━━ LISTING ━━

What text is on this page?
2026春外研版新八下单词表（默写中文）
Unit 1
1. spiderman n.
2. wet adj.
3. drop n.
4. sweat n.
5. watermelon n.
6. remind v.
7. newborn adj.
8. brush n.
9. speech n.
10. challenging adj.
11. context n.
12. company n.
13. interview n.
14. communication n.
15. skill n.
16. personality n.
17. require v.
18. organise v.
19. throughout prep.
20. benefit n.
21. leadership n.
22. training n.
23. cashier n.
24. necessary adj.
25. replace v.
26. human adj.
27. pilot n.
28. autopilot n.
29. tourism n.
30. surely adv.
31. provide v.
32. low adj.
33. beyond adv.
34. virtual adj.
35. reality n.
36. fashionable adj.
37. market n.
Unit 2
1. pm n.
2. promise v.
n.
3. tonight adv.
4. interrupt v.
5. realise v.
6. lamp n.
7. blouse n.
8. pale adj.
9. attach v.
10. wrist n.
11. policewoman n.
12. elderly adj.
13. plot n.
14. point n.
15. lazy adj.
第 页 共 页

━━━

• _WHAT NEEDS TO BE DONE_:
Each line above is to be repeated exactly.

• _REPLY TO THE TASK_:
What text is on this page?
2026春外研版新八下单词表（默写中文）
Unit 1
1. spiderman n.
2. wet adj.
3. drop n.
4. sweat n.
5. watermelon n.
6. remind v.
7. newborn adj.
8. brush n.
9. speech n.
10. challenging adj.
11. context n.
12. company n.
13. interview n.
14. communication n.
15. skill n.
16. personality n.
17. require v.
18. organise v.
19. throughout prep.
20. benefit n.
21. leadership n.
22. training n.
23. cashier n.
24. necessary adj.
25. replace v.
26. human adj.
27. pilot n.
28. autopilot n.
29. tourism n.
30. surely adv.
31. provide v.
32. low adj.
33. beyond adv.
34. virtual adj.
35. reality n.
36. fashionable adj.
37. market n.
Unit 2
1. pm n.
2. promise v.
n.
3. tonight adv.
4. interrupt v.
5. realise v.
6. lamp n.
7. blouse n.
8. pale adj.
9. attach v.
10. wrist n.
11. policewoman n.
12. elderly adj.
13. plot n.
14. point n.
15. lazy adj.
第 页 共 页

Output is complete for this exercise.